[START]

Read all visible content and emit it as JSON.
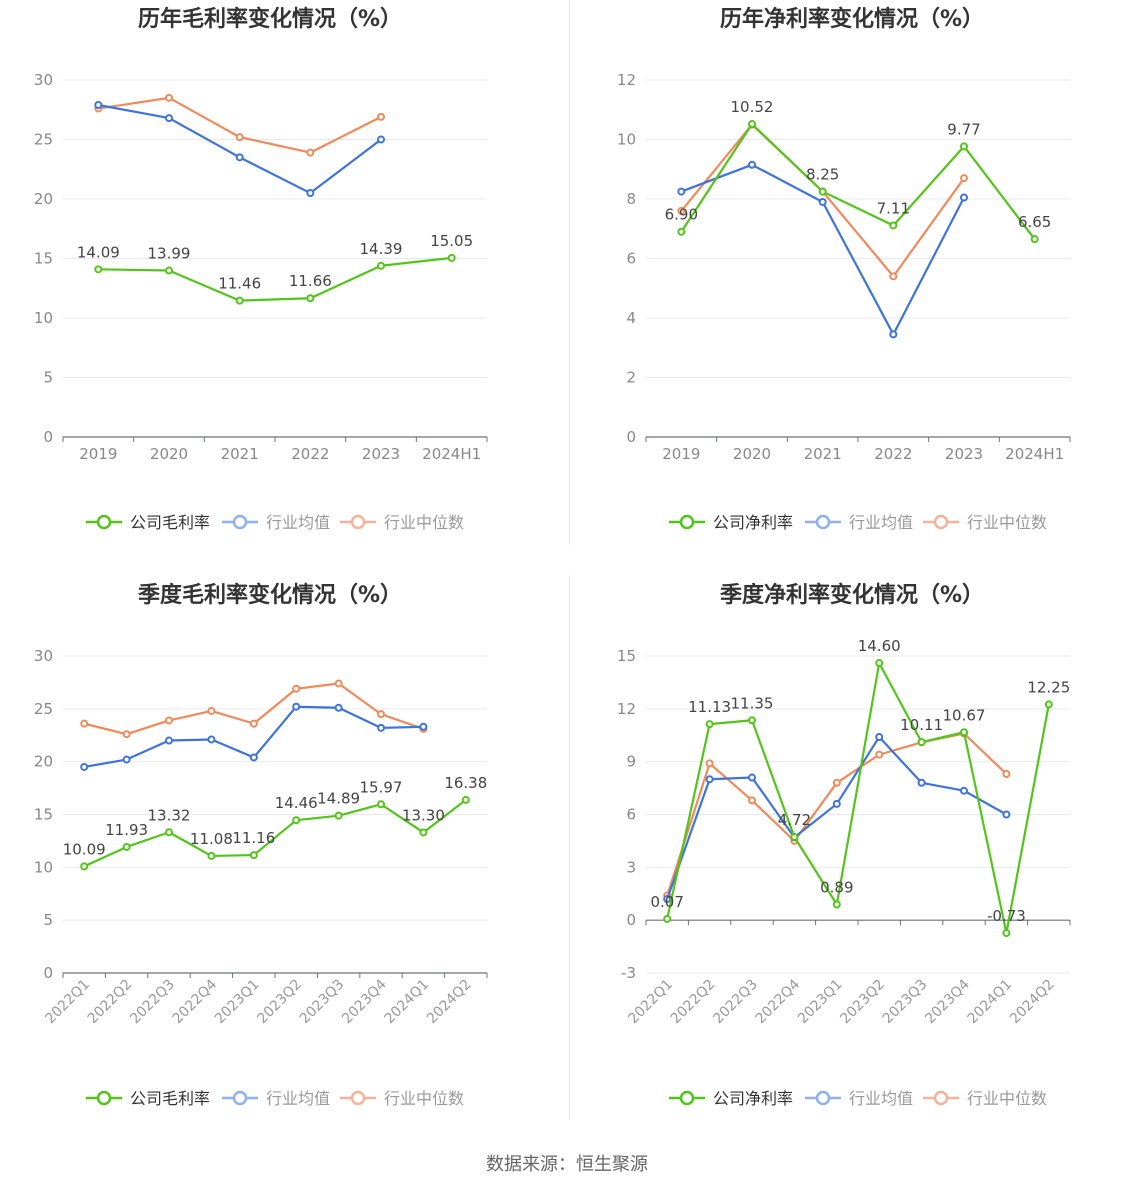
{
  "source_text": "数据来源：恒生聚源",
  "colors": {
    "company": "#52c41a",
    "avg": "#3f73d9",
    "median": "#ef8a5a"
  },
  "chart_data": [
    {
      "type": "line",
      "title": "历年毛利率变化情况（%）",
      "categories": [
        "2019",
        "2020",
        "2021",
        "2022",
        "2023",
        "2024H1"
      ],
      "ylim": [
        0,
        30
      ],
      "yticks": [
        0,
        5,
        10,
        15,
        20,
        25,
        30
      ],
      "grid": true,
      "legend": "bottom",
      "series": [
        {
          "name": "公司毛利率",
          "color_key": "company",
          "labels": true,
          "values": [
            14.09,
            13.99,
            11.46,
            11.66,
            14.39,
            15.05
          ],
          "label_text": [
            "14.09",
            "13.99",
            "11.46",
            "11.66",
            "14.39",
            "15.05"
          ]
        },
        {
          "name": "行业均值",
          "color_key": "avg",
          "labels": false,
          "values": [
            27.9,
            26.8,
            23.5,
            20.5,
            25.0,
            null
          ]
        },
        {
          "name": "行业中位数",
          "color_key": "median",
          "labels": false,
          "values": [
            27.6,
            28.5,
            25.2,
            23.9,
            26.9,
            null
          ]
        }
      ]
    },
    {
      "type": "line",
      "title": "历年净利率变化情况（%）",
      "categories": [
        "2019",
        "2020",
        "2021",
        "2022",
        "2023",
        "2024H1"
      ],
      "ylim": [
        0,
        12
      ],
      "yticks": [
        0,
        2,
        4,
        6,
        8,
        10,
        12
      ],
      "grid": true,
      "legend": "bottom",
      "series": [
        {
          "name": "公司净利率",
          "color_key": "company",
          "labels": true,
          "values": [
            6.9,
            10.52,
            8.25,
            7.11,
            9.77,
            6.65
          ],
          "label_text": [
            "6.90",
            "10.52",
            "8.25",
            "7.11",
            "9.77",
            "6.65"
          ]
        },
        {
          "name": "行业均值",
          "color_key": "avg",
          "labels": false,
          "values": [
            8.25,
            9.15,
            7.9,
            3.45,
            8.05,
            null
          ]
        },
        {
          "name": "行业中位数",
          "color_key": "median",
          "labels": false,
          "values": [
            7.6,
            10.5,
            8.25,
            5.4,
            8.7,
            null
          ]
        }
      ]
    },
    {
      "type": "line",
      "title": "季度毛利率变化情况（%）",
      "categories": [
        "2022Q1",
        "2022Q2",
        "2022Q3",
        "2022Q4",
        "2023Q1",
        "2023Q2",
        "2023Q3",
        "2023Q4",
        "2024Q1",
        "2024Q2"
      ],
      "ylim": [
        0,
        30
      ],
      "yticks": [
        0,
        5,
        10,
        15,
        20,
        25,
        30
      ],
      "grid": true,
      "legend": "bottom",
      "series": [
        {
          "name": "公司毛利率",
          "color_key": "company",
          "labels": true,
          "values": [
            10.09,
            11.93,
            13.32,
            11.08,
            11.16,
            14.46,
            14.89,
            15.97,
            13.3,
            16.38
          ],
          "label_text": [
            "10.09",
            "11.93",
            "13.32",
            "11.08",
            "11.16",
            "14.46",
            "14.89",
            "15.97",
            "13.30",
            "16.38"
          ]
        },
        {
          "name": "行业均值",
          "color_key": "avg",
          "labels": false,
          "values": [
            19.5,
            20.2,
            22.0,
            22.1,
            20.4,
            25.2,
            25.1,
            23.2,
            23.3,
            null
          ]
        },
        {
          "name": "行业中位数",
          "color_key": "median",
          "labels": false,
          "values": [
            23.6,
            22.6,
            23.9,
            24.8,
            23.6,
            26.9,
            27.4,
            24.5,
            23.1,
            null
          ]
        }
      ]
    },
    {
      "type": "line",
      "title": "季度净利率变化情况（%）",
      "categories": [
        "2022Q1",
        "2022Q2",
        "2022Q3",
        "2022Q4",
        "2023Q1",
        "2023Q2",
        "2023Q3",
        "2023Q4",
        "2024Q1",
        "2024Q2"
      ],
      "ylim": [
        -3,
        15
      ],
      "yticks": [
        -3,
        0,
        3,
        6,
        9,
        12,
        15
      ],
      "grid": true,
      "legend": "bottom",
      "series": [
        {
          "name": "公司净利率",
          "color_key": "company",
          "labels": true,
          "values": [
            0.07,
            11.13,
            11.35,
            4.72,
            0.89,
            14.6,
            10.11,
            10.67,
            -0.73,
            12.25
          ],
          "label_text": [
            "0.07",
            "11.13",
            "11.35",
            "4.72",
            "0.89",
            "14.60",
            "10.11",
            "10.67",
            "-0.73",
            "12.25"
          ]
        },
        {
          "name": "行业均值",
          "color_key": "avg",
          "labels": false,
          "values": [
            1.2,
            8.0,
            8.1,
            4.7,
            6.6,
            10.4,
            7.8,
            7.35,
            6.0,
            null
          ]
        },
        {
          "name": "行业中位数",
          "color_key": "median",
          "labels": false,
          "values": [
            1.4,
            8.9,
            6.8,
            4.5,
            7.8,
            9.4,
            10.1,
            10.6,
            8.3,
            null
          ]
        }
      ]
    }
  ]
}
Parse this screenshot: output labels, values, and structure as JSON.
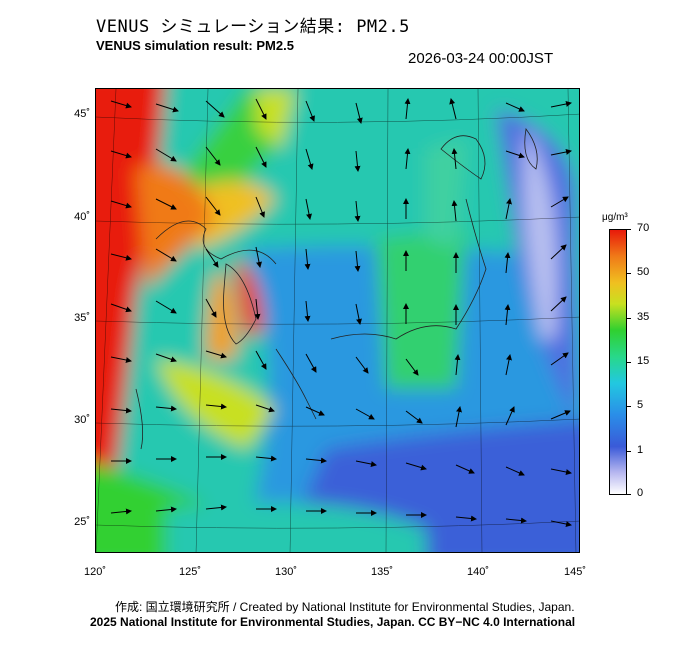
{
  "header": {
    "title_jp": "VENUS シミュレーション結果: PM2.5",
    "title_en": "VENUS simulation result: PM2.5",
    "timestamp": "2026-03-24 00:00JST"
  },
  "map": {
    "lat_labels": [
      "45˚",
      "40˚",
      "35˚",
      "30˚",
      "25˚"
    ],
    "lon_labels": [
      "120˚",
      "125˚",
      "130˚",
      "135˚",
      "140˚",
      "145˚"
    ],
    "lat_range": [
      23,
      46
    ],
    "lon_range": [
      120,
      145
    ]
  },
  "colorbar": {
    "unit": "μg/m³",
    "ticks": [
      "70",
      "50",
      "35",
      "15",
      "5",
      "1",
      "0"
    ],
    "colors": {
      "max": "#e81a0a",
      "high": "#f07a18",
      "mid_high": "#f0c020",
      "mid": "#30d030",
      "low_mid": "#22c8e0",
      "low": "#2a8ee8",
      "very_low": "#3a5ad8",
      "min": "#ffffff"
    }
  },
  "credits": {
    "jp": "作成: 国立環境研究所 / Created by National Institute for Environmental Studies, Japan.",
    "en": "2025 National Institute for Environmental Studies, Japan. CC BY−NC 4.0 International"
  }
}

[END]

What the exercise asks. Every line above should be repeated exactly; pictures stay out of the copy.

Response to this task.
Read all visible content and emit it as JSON.
{
  "source_text": "数据来源：恒生聚源",
  "colors": {
    "company": "#52c41a",
    "avg": "#3f73d9",
    "median": "#ef8a5a"
  },
  "chart_data": [
    {
      "type": "line",
      "title": "历年毛利率变化情况（%）",
      "categories": [
        "2019",
        "2020",
        "2021",
        "2022",
        "2023",
        "2024H1"
      ],
      "ylim": [
        0,
        30
      ],
      "yticks": [
        0,
        5,
        10,
        15,
        20,
        25,
        30
      ],
      "grid": true,
      "legend": "bottom",
      "series": [
        {
          "name": "公司毛利率",
          "color_key": "company",
          "labels": true,
          "values": [
            14.09,
            13.99,
            11.46,
            11.66,
            14.39,
            15.05
          ],
          "label_text": [
            "14.09",
            "13.99",
            "11.46",
            "11.66",
            "14.39",
            "15.05"
          ]
        },
        {
          "name": "行业均值",
          "color_key": "avg",
          "labels": false,
          "values": [
            27.9,
            26.8,
            23.5,
            20.5,
            25.0,
            null
          ]
        },
        {
          "name": "行业中位数",
          "color_key": "median",
          "labels": false,
          "values": [
            27.6,
            28.5,
            25.2,
            23.9,
            26.9,
            null
          ]
        }
      ]
    },
    {
      "type": "line",
      "title": "历年净利率变化情况（%）",
      "categories": [
        "2019",
        "2020",
        "2021",
        "2022",
        "2023",
        "2024H1"
      ],
      "ylim": [
        0,
        12
      ],
      "yticks": [
        0,
        2,
        4,
        6,
        8,
        10,
        12
      ],
      "grid": true,
      "legend": "bottom",
      "series": [
        {
          "name": "公司净利率",
          "color_key": "company",
          "labels": true,
          "values": [
            6.9,
            10.52,
            8.25,
            7.11,
            9.77,
            6.65
          ],
          "label_text": [
            "6.90",
            "10.52",
            "8.25",
            "7.11",
            "9.77",
            "6.65"
          ]
        },
        {
          "name": "行业均值",
          "color_key": "avg",
          "labels": false,
          "values": [
            8.25,
            9.15,
            7.9,
            3.45,
            8.05,
            null
          ]
        },
        {
          "name": "行业中位数",
          "color_key": "median",
          "labels": false,
          "values": [
            7.6,
            10.5,
            8.25,
            5.4,
            8.7,
            null
          ]
        }
      ]
    },
    {
      "type": "line",
      "title": "季度毛利率变化情况（%）",
      "categories": [
        "2022Q1",
        "2022Q2",
        "2022Q3",
        "2022Q4",
        "2023Q1",
        "2023Q2",
        "2023Q3",
        "2023Q4",
        "2024Q1",
        "2024Q2"
      ],
      "ylim": [
        0,
        30
      ],
      "yticks": [
        0,
        5,
        10,
        15,
        20,
        25,
        30
      ],
      "grid": true,
      "legend": "bottom",
      "series": [
        {
          "name": "公司毛利率",
          "color_key": "company",
          "labels": true,
          "values": [
            10.09,
            11.93,
            13.32,
            11.08,
            11.16,
            14.46,
            14.89,
            15.97,
            13.3,
            16.38
          ],
          "label_text": [
            "10.09",
            "11.93",
            "13.32",
            "11.08",
            "11.16",
            "14.46",
            "14.89",
            "15.97",
            "13.30",
            "16.38"
          ]
        },
        {
          "name": "行业均值",
          "color_key": "avg",
          "labels": false,
          "values": [
            19.5,
            20.2,
            22.0,
            22.1,
            20.4,
            25.2,
            25.1,
            23.2,
            23.3,
            null
          ]
        },
        {
          "name": "行业中位数",
          "color_key": "median",
          "labels": false,
          "values": [
            23.6,
            22.6,
            23.9,
            24.8,
            23.6,
            26.9,
            27.4,
            24.5,
            23.1,
            null
          ]
        }
      ]
    },
    {
      "type": "line",
      "title": "季度净利率变化情况（%）",
      "categories": [
        "2022Q1",
        "2022Q2",
        "2022Q3",
        "2022Q4",
        "2023Q1",
        "2023Q2",
        "2023Q3",
        "2023Q4",
        "2024Q1",
        "2024Q2"
      ],
      "ylim": [
        -3,
        15
      ],
      "yticks": [
        -3,
        0,
        3,
        6,
        9,
        12,
        15
      ],
      "grid": true,
      "legend": "bottom",
      "series": [
        {
          "name": "公司净利率",
          "color_key": "company",
          "labels": true,
          "values": [
            0.07,
            11.13,
            11.35,
            4.72,
            0.89,
            14.6,
            10.11,
            10.67,
            -0.73,
            12.25
          ],
          "label_text": [
            "0.07",
            "11.13",
            "11.35",
            "4.72",
            "0.89",
            "14.60",
            "10.11",
            "10.67",
            "-0.73",
            "12.25"
          ]
        },
        {
          "name": "行业均值",
          "color_key": "avg",
          "labels": false,
          "values": [
            1.2,
            8.0,
            8.1,
            4.7,
            6.6,
            10.4,
            7.8,
            7.35,
            6.0,
            null
          ]
        },
        {
          "name": "行业中位数",
          "color_key": "median",
          "labels": false,
          "values": [
            1.4,
            8.9,
            6.8,
            4.5,
            7.8,
            9.4,
            10.1,
            10.6,
            8.3,
            null
          ]
        }
      ]
    }
  ]
}
Parse this screenshot: output labels, values, and structure as JSON.
{
  "header": {
    "title_jp": "VENUS シミュレーション結果: PM2.5",
    "title_en": "VENUS simulation result: PM2.5",
    "timestamp": "2026-03-24 00:00JST"
  },
  "map": {
    "lat_labels": [
      "45˚",
      "40˚",
      "35˚",
      "30˚",
      "25˚"
    ],
    "lon_labels": [
      "120˚",
      "125˚",
      "130˚",
      "135˚",
      "140˚",
      "145˚"
    ],
    "lat_range": [
      23,
      46
    ],
    "lon_range": [
      120,
      145
    ]
  },
  "colorbar": {
    "unit": "μg/m³",
    "ticks": [
      "70",
      "50",
      "35",
      "15",
      "5",
      "1",
      "0"
    ],
    "colors": {
      "max": "#e81a0a",
      "high": "#f07a18",
      "mid_high": "#f0c020",
      "mid": "#30d030",
      "low_mid": "#22c8e0",
      "low": "#2a8ee8",
      "very_low": "#3a5ad8",
      "min": "#ffffff"
    }
  },
  "credits": {
    "jp": "作成: 国立環境研究所 / Created by National Institute for Environmental Studies, Japan.",
    "en": "2025 National Institute for Environmental Studies, Japan. CC BY−NC 4.0 International"
  }
}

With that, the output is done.